Aim -
Look through the data below and return each line where "JSON" appears.
--- Supplied information ---
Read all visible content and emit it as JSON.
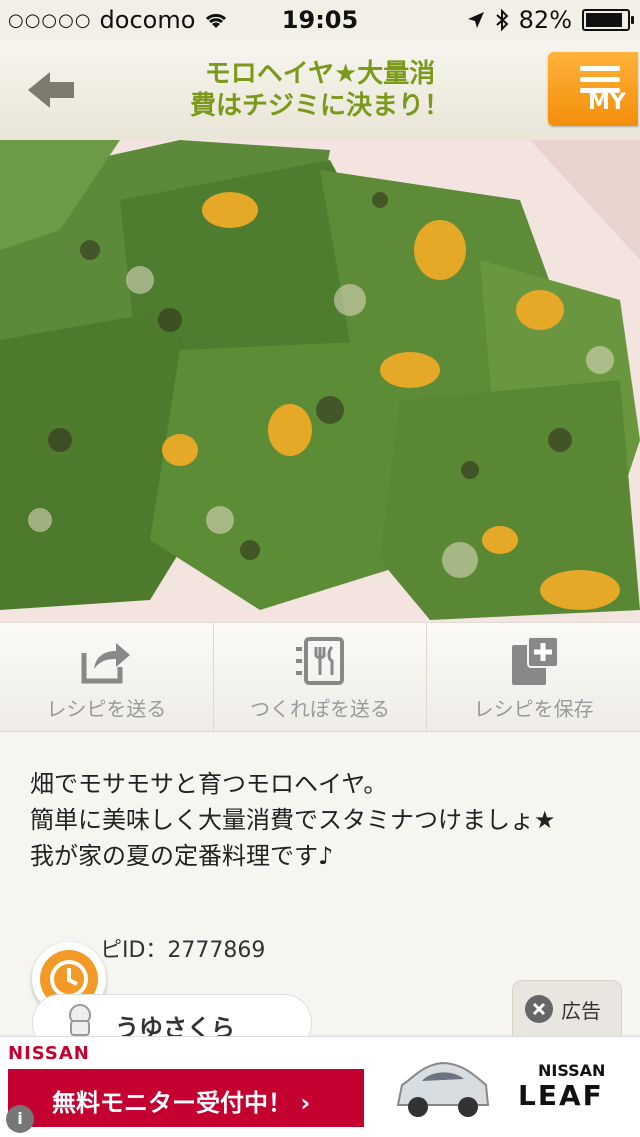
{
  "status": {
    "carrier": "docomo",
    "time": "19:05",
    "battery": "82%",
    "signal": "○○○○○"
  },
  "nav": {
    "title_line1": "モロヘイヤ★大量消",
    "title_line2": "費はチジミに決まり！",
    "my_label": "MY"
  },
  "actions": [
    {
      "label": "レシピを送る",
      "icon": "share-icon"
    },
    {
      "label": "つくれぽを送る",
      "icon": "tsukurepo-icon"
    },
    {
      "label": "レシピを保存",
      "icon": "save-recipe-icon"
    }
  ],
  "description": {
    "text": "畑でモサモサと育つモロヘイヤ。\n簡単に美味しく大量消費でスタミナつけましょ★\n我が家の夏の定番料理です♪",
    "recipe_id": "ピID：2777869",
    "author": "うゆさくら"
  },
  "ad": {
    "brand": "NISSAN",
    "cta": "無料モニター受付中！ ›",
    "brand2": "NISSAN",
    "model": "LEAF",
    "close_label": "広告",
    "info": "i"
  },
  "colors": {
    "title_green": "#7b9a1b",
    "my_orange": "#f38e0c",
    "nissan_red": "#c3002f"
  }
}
---
--- Supplied information ---
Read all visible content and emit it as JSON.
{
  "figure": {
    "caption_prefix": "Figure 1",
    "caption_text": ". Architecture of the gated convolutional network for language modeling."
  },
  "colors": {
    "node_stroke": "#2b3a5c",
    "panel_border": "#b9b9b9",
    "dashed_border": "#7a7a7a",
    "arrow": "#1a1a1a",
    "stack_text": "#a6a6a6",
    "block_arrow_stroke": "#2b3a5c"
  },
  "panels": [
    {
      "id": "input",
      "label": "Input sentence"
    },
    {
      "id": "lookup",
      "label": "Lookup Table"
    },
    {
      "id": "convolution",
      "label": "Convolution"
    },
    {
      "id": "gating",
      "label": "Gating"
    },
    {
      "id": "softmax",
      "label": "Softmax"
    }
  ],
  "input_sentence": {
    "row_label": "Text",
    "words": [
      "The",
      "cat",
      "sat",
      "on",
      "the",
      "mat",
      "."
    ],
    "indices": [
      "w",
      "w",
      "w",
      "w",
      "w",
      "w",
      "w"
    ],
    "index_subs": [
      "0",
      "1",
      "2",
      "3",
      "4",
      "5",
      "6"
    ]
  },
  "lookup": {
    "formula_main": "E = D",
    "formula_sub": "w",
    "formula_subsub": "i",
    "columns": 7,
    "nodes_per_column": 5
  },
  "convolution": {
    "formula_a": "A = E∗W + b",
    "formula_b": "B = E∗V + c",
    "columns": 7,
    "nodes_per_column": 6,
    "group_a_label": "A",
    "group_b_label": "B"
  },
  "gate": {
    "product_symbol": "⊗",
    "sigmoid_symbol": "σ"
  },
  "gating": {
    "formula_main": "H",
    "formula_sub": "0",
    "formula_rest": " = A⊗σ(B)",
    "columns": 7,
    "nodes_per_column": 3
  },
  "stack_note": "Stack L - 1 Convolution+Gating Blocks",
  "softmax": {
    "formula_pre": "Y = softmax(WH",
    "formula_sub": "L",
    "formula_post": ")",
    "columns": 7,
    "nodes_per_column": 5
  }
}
---
--- Supplied information ---
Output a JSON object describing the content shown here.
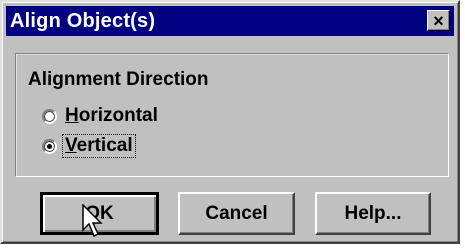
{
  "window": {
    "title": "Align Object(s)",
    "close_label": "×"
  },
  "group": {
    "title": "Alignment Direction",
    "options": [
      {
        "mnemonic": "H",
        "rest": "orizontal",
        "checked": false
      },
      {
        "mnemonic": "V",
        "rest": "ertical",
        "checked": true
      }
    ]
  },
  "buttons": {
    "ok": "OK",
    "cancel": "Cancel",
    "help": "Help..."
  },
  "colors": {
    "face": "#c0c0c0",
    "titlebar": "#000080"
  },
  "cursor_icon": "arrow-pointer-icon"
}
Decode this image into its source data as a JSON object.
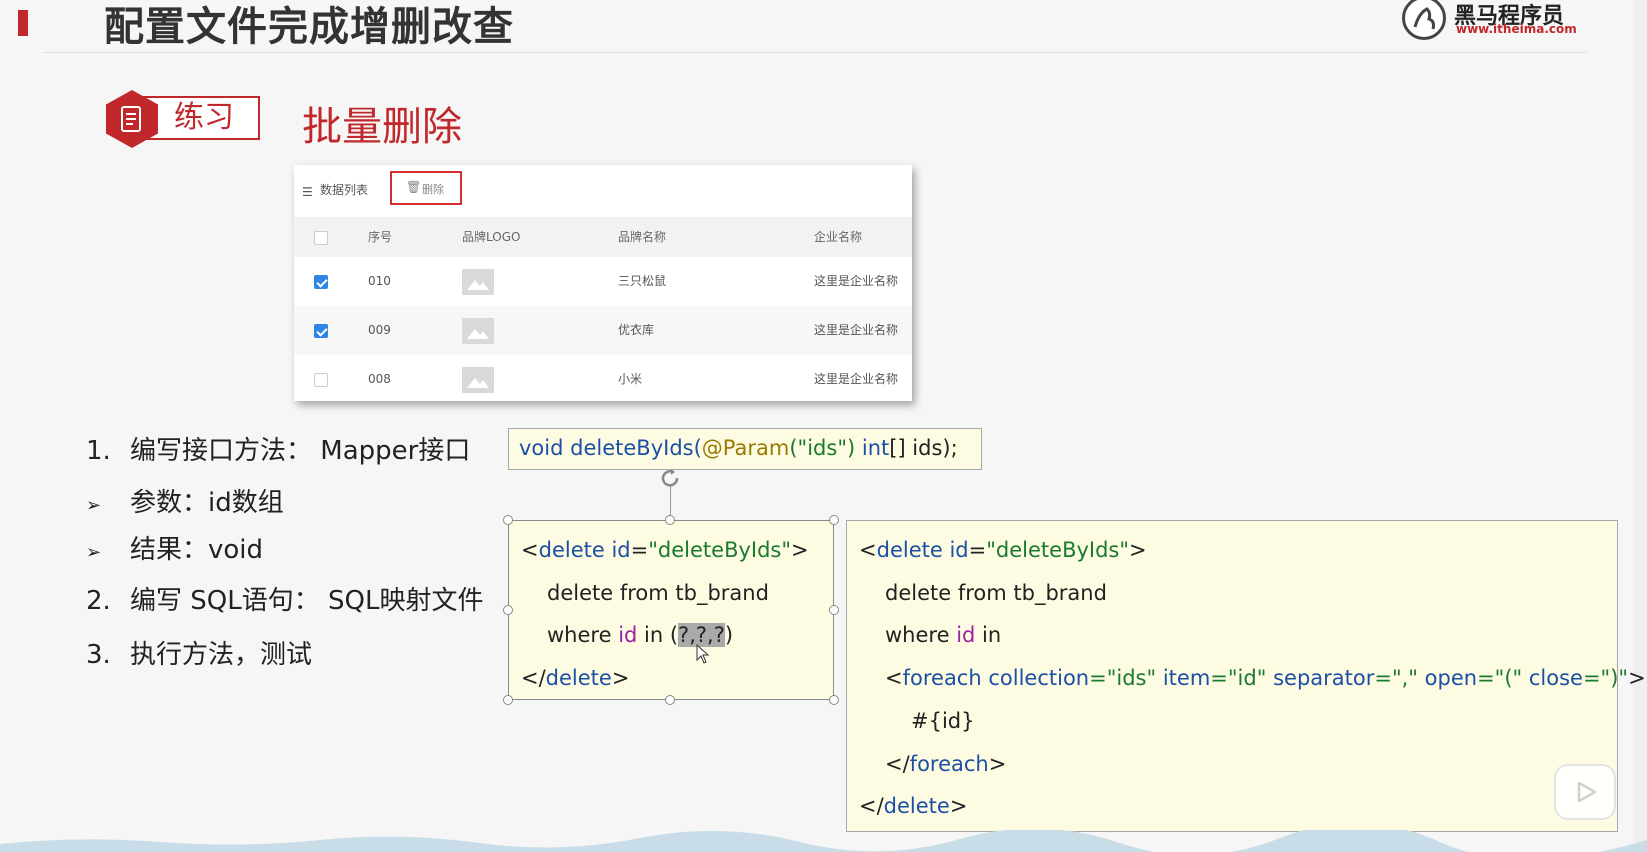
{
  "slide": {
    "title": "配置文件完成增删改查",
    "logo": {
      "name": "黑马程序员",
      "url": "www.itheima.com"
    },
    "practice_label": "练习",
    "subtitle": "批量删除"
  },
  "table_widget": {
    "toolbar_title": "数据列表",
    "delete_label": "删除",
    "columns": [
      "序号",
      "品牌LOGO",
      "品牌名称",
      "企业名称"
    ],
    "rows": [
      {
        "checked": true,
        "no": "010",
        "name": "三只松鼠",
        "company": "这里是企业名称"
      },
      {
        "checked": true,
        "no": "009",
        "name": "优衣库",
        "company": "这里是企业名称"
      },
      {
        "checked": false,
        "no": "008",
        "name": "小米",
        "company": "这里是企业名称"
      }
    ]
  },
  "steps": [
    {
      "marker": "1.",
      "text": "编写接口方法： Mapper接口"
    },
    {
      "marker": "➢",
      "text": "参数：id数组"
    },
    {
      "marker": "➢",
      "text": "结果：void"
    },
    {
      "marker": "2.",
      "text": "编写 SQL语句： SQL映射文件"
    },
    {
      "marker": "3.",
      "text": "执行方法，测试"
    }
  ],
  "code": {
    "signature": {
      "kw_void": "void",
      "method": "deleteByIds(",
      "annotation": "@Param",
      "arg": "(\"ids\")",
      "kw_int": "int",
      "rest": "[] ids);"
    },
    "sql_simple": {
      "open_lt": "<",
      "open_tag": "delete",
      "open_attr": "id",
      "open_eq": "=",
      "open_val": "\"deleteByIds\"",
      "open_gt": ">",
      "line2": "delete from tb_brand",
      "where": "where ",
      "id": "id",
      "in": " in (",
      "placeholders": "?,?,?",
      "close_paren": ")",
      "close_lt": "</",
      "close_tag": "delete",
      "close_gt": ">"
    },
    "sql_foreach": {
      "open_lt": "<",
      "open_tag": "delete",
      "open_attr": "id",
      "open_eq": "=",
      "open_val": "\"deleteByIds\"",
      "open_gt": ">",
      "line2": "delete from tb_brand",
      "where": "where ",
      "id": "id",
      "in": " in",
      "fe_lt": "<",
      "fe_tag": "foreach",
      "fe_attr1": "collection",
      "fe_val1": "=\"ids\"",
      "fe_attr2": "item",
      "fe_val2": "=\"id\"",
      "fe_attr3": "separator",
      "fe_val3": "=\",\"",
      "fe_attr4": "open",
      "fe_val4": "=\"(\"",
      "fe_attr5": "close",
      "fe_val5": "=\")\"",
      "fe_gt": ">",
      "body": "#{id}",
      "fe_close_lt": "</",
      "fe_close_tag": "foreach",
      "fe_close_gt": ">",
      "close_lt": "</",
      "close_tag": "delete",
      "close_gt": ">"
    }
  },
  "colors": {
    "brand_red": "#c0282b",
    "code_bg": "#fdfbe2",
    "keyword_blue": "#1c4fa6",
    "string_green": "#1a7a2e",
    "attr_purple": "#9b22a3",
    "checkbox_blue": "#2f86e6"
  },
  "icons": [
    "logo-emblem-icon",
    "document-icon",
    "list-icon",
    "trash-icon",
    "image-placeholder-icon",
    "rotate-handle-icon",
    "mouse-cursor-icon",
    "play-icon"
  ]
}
---
Written solution -
Read all visible content and emit it as JSON.
Read all visible content and emit it as JSON.
Output a JSON object describing the content shown here.
Decode this image into its source data as a JSON object.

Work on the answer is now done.